■ The exercise ■
Output every row below exactly as it appears, line for line, and leave the pictures out of your answer.

(Recorded data)
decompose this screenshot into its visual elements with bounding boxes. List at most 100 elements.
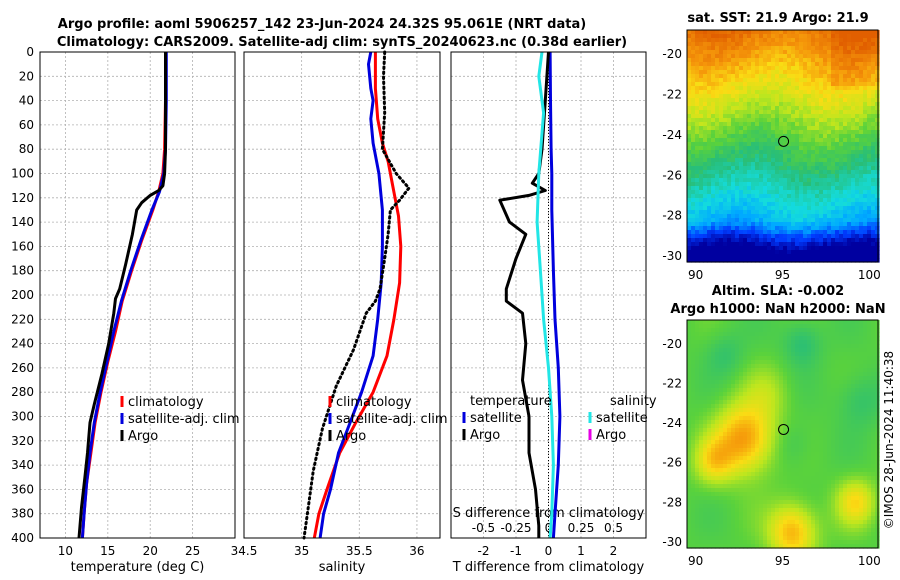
map-cell [731,154,736,159]
map-cell [823,420,828,425]
map-cell [759,372,764,377]
map-cell [691,344,696,349]
map-cell [747,106,752,111]
map-cell [707,480,712,485]
map-cell [711,230,716,235]
map-cell [687,456,692,461]
map-cell [735,420,740,425]
map-cell [755,238,760,243]
map-cell [699,336,704,341]
map-cell [783,110,788,115]
map-cell [803,118,808,123]
map-cell [695,464,700,469]
map-cell [755,452,760,457]
y-tick-label: 300 [11,410,34,424]
map-cell [775,250,780,255]
map-cell [739,524,744,529]
map-cell [799,114,804,119]
map-cell [783,254,788,259]
map-cell [791,504,796,509]
map-cell [827,444,832,449]
x-tick-label: 35.5 [346,544,373,558]
map-cell [831,178,836,183]
map-cell [735,496,740,501]
map-cell [723,516,728,521]
map-cell [731,500,736,505]
map-cell [807,170,812,175]
map-cell [727,214,732,219]
map-cell [875,38,880,43]
map-cell [775,360,780,365]
map-cell [723,202,728,207]
map-cell [699,472,704,477]
map-cell [715,50,720,55]
map-cell [847,182,852,187]
map-cell [739,130,744,135]
map-cell [699,46,704,51]
map-cell [779,202,784,207]
map-cell [787,190,792,195]
map-cell [803,536,808,541]
map-cell [719,74,724,79]
map-cell [755,162,760,167]
map-cell [795,412,800,417]
map-cell [775,376,780,381]
map-cell [723,356,728,361]
map-cell [751,150,756,155]
map-cell [795,328,800,333]
map-cell [731,218,736,223]
map-cell [763,246,768,251]
map-cell [815,372,820,377]
map-cell [763,436,768,441]
map-cell [775,110,780,115]
map-cell [799,94,804,99]
map-cell [755,432,760,437]
map-cell [739,218,744,223]
map-cell [843,34,848,39]
map-cell [763,182,768,187]
map-cell [859,54,864,59]
map-cell [727,496,732,501]
map-cell [811,114,816,119]
map-cell [695,170,700,175]
map-cell [823,528,828,533]
map-cell [779,536,784,541]
map-cell [815,520,820,525]
map-cell [719,94,724,99]
map-cell [815,194,820,199]
map-cell [859,166,864,171]
map-cell [843,114,848,119]
map-cell [811,420,816,425]
map-cell [711,50,716,55]
map-y-tick-label: -26 [662,168,682,182]
map-cell [715,460,720,465]
map-cell [747,198,752,203]
map-cell [875,94,880,99]
map-cell [803,82,808,87]
map-cell [795,134,800,139]
map-cell [815,532,820,537]
map-cell [811,78,816,83]
map-cell [743,138,748,143]
map-cell [843,142,848,147]
map-cell [779,58,784,63]
map-cell [731,432,736,437]
map-cell [743,258,748,263]
map-cell [715,452,720,457]
map-cell [699,328,704,333]
map-cell [747,194,752,199]
map-cell [767,46,772,51]
map-cell [723,432,728,437]
map-cell [787,210,792,215]
map-cell [839,122,844,127]
map-cell [751,178,756,183]
map-cell [759,448,764,453]
map-cell [731,480,736,485]
map-cell [803,254,808,259]
map-cell [731,408,736,413]
map-cell [735,178,740,183]
map-cell [719,170,724,175]
map-cell [807,448,812,453]
map-cell [775,58,780,63]
map-cell [771,102,776,107]
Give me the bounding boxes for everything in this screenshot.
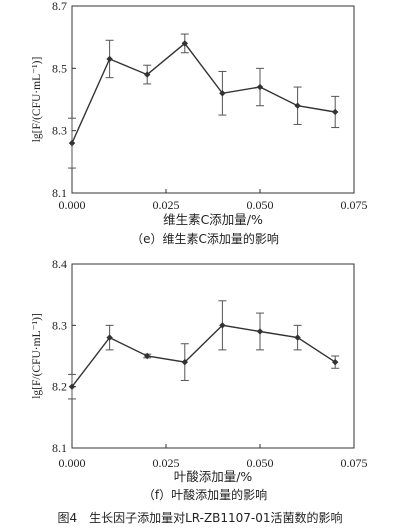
- y-tick-label: 8.7: [52, 0, 67, 13]
- x-axis-label: 维生素C添加量/%: [163, 212, 263, 227]
- data-point: [106, 55, 113, 63]
- x-tick-label: 0.050: [247, 198, 274, 212]
- chart-vitamin-c: 8.1 8.3 8.5 8.7 0.000 0.025 0.050 0.075 维生素C添加量/…: [31, 0, 368, 246]
- chart-folic-acid: 8.1 8.2 8.3 8.4 0.000 0.025 0.050 0.075 叶酸添加量/% l…: [31, 257, 368, 502]
- data-point: [332, 108, 339, 116]
- y-tick-label: 8.1: [52, 441, 67, 455]
- data-point: [219, 90, 226, 97]
- data-point: [181, 40, 188, 47]
- data-point: [144, 352, 151, 360]
- data-point: [256, 328, 264, 335]
- data-point: [294, 102, 301, 109]
- data-point: [106, 334, 113, 341]
- subplot-caption: （f）叶酸添加量的影响: [143, 487, 267, 502]
- x-tick-label: 0.000: [59, 198, 86, 212]
- y-axis-label: lg[F/(CFU·mL⁻¹)]: [31, 57, 43, 143]
- y-tick-label: 8.4: [52, 257, 67, 271]
- data-point: [144, 71, 151, 78]
- data-point: [332, 358, 339, 366]
- data-point: [256, 83, 264, 91]
- y-tick-label: 8.3: [52, 318, 67, 332]
- data-point: [68, 383, 76, 390]
- subplot-caption: （e）维生素C添加量的影响: [131, 231, 279, 246]
- y-axis-label: lg[F/(CFU·mL⁻¹)]: [31, 313, 43, 399]
- plot-frame: [71, 263, 355, 449]
- data-point: [294, 334, 301, 341]
- data-point: [181, 358, 188, 366]
- y-tick-label: 8.3: [52, 124, 67, 138]
- data-point: [219, 322, 226, 329]
- data-point: [68, 139, 76, 147]
- y-tick-label: 8.1: [52, 186, 67, 200]
- x-axis-label: 叶酸添加量/%: [174, 469, 253, 484]
- x-tick-label: 0.075: [341, 456, 368, 470]
- x-tick-label: 0.025: [153, 198, 180, 212]
- x-tick-label: 0.025: [153, 456, 180, 470]
- x-tick-label: 0.050: [247, 456, 274, 470]
- x-tick-label: 0.000: [59, 456, 86, 470]
- plot-frame: [71, 5, 355, 194]
- x-tick-label: 0.075: [341, 198, 368, 212]
- series-line: [71, 42, 336, 144]
- y-tick-label: 8.2: [52, 380, 67, 394]
- figure-caption: 图4 生长因子添加量对LR-ZB1107-01活菌数的影响: [57, 510, 342, 525]
- series-line: [71, 324, 336, 388]
- y-tick-label: 8.5: [52, 61, 67, 75]
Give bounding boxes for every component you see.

■ Result ■
decompose this screenshot into its visual elements with bounding boxes. List at most 100 elements.
map-cell [731,154,736,159]
map-cell [823,420,828,425]
map-cell [759,372,764,377]
map-cell [691,344,696,349]
map-cell [747,106,752,111]
map-cell [707,480,712,485]
map-cell [711,230,716,235]
map-cell [687,456,692,461]
map-cell [735,420,740,425]
map-cell [755,238,760,243]
map-cell [699,336,704,341]
map-cell [783,110,788,115]
map-cell [803,118,808,123]
map-cell [695,464,700,469]
map-cell [755,452,760,457]
y-tick-label: 300 [11,410,34,424]
map-cell [775,250,780,255]
map-cell [739,524,744,529]
map-cell [799,114,804,119]
map-cell [783,254,788,259]
map-cell [791,504,796,509]
map-cell [827,444,832,449]
x-tick-label: 35.5 [346,544,373,558]
map-cell [831,178,836,183]
map-cell [735,496,740,501]
map-cell [723,516,728,521]
map-cell [731,500,736,505]
map-cell [807,170,812,175]
map-cell [727,214,732,219]
map-cell [875,38,880,43]
map-cell [775,360,780,365]
map-cell [723,202,728,207]
map-cell [699,472,704,477]
map-cell [715,50,720,55]
map-cell [847,182,852,187]
map-cell [739,130,744,135]
map-cell [699,46,704,51]
map-cell [779,202,784,207]
map-cell [787,190,792,195]
map-cell [803,536,808,541]
map-cell [719,74,724,79]
map-cell [755,162,760,167]
map-cell [795,412,800,417]
map-cell [775,376,780,381]
map-cell [723,356,728,361]
map-cell [751,150,756,155]
map-cell [795,328,800,333]
map-cell [731,218,736,223]
map-cell [763,246,768,251]
map-cell [815,372,820,377]
map-cell [763,436,768,441]
map-cell [775,110,780,115]
map-cell [799,94,804,99]
map-cell [755,432,760,437]
map-cell [739,218,744,223]
map-cell [843,34,848,39]
map-cell [763,182,768,187]
map-cell [859,54,864,59]
map-cell [727,496,732,501]
map-cell [811,114,816,119]
map-cell [695,170,700,175]
map-cell [823,528,828,533]
map-cell [779,536,784,541]
map-cell [815,520,820,525]
map-cell [719,94,724,99]
map-cell [815,194,820,199]
map-cell [859,166,864,171]
map-cell [843,114,848,119]
map-cell [811,420,816,425]
map-cell [711,50,716,55]
map-y-tick-label: -26 [662,168,682,182]
map-cell [715,460,720,465]
map-cell [747,198,752,203]
map-cell [875,94,880,99]
map-cell [803,82,808,87]
map-cell [795,134,800,139]
map-cell [815,532,820,537]
map-cell [811,78,816,83]
map-cell [743,138,748,143]
map-cell [843,142,848,147]
map-cell [779,58,784,63]
map-cell [731,432,736,437]
map-cell [743,258,748,263]
map-cell [715,452,720,457]
map-cell [699,328,704,333]
map-cell [747,194,752,199]
map-cell [767,46,772,51]
map-cell [723,432,728,437]
map-cell [787,210,792,215]
map-cell [839,122,844,127]
map-cell [751,178,756,183]
map-cell [759,448,764,453]
map-cell [731,480,736,485]
map-cell [803,254,808,259]
map-cell [731,408,736,413]
map-cell [735,178,740,183]
map-cell [719,170,724,175]
map-cell [807,448,812,453]
map-cell [775,58,780,63]
map-cell [771,102,776,107]
Give me the bounding boxes for everything in this screenshot.
- y-tick-label: 8.7: [52, 0, 67, 13]
- x-axis-label: 维生素C添加量/%: [163, 212, 263, 227]
- data-point: [106, 55, 113, 63]
- x-tick-label: 0.050: [247, 198, 274, 212]
- chart-vitamin-c: 8.1 8.3 8.5 8.7 0.000 0.025 0.050 0.075 维生素C添加量/…: [31, 0, 368, 246]
- chart-folic-acid: 8.1 8.2 8.3 8.4 0.000 0.025 0.050 0.075 叶酸添加量/% l…: [31, 257, 368, 502]
- data-point: [332, 108, 339, 116]
- y-tick-label: 8.1: [52, 441, 67, 455]
- data-point: [219, 90, 226, 97]
- data-point: [181, 40, 188, 47]
- data-point: [144, 352, 151, 360]
- data-point: [256, 328, 264, 335]
- data-point: [294, 102, 301, 109]
- data-point: [106, 334, 113, 341]
- subplot-caption: （f）叶酸添加量的影响: [143, 487, 267, 502]
- x-tick-label: 0.000: [59, 198, 86, 212]
- y-axis-label: lg[F/(CFU·mL⁻¹)]: [31, 57, 43, 143]
- y-tick-label: 8.4: [52, 257, 67, 271]
- data-point: [144, 71, 151, 78]
- data-point: [332, 358, 339, 366]
- data-point: [256, 83, 264, 91]
- y-tick-label: 8.3: [52, 318, 67, 332]
- data-point: [68, 383, 76, 390]
- subplot-caption: （e）维生素C添加量的影响: [131, 231, 279, 246]
- y-axis-label: lg[F/(CFU·mL⁻¹)]: [31, 313, 43, 399]
- plot-frame: [71, 263, 355, 449]
- data-point: [294, 334, 301, 341]
- data-point: [181, 358, 188, 366]
- y-tick-label: 8.3: [52, 124, 67, 138]
- data-point: [219, 322, 226, 329]
- data-point: [68, 139, 76, 147]
- y-tick-label: 8.1: [52, 186, 67, 200]
- x-axis-label: 叶酸添加量/%: [174, 469, 253, 484]
- x-tick-label: 0.075: [341, 456, 368, 470]
- x-tick-label: 0.025: [153, 198, 180, 212]
- x-tick-label: 0.025: [153, 456, 180, 470]
- x-tick-label: 0.050: [247, 456, 274, 470]
- x-tick-label: 0.000: [59, 456, 86, 470]
- plot-frame: [71, 5, 355, 194]
- x-tick-label: 0.075: [341, 198, 368, 212]
- series-line: [71, 42, 336, 144]
- y-tick-label: 8.2: [52, 380, 67, 394]
- figure-caption: 图4 生长因子添加量对LR-ZB1107-01活菌数的影响: [57, 510, 342, 525]
- series-line: [71, 324, 336, 388]
- y-tick-label: 8.5: [52, 61, 67, 75]
Give bounding boxes for every component you see.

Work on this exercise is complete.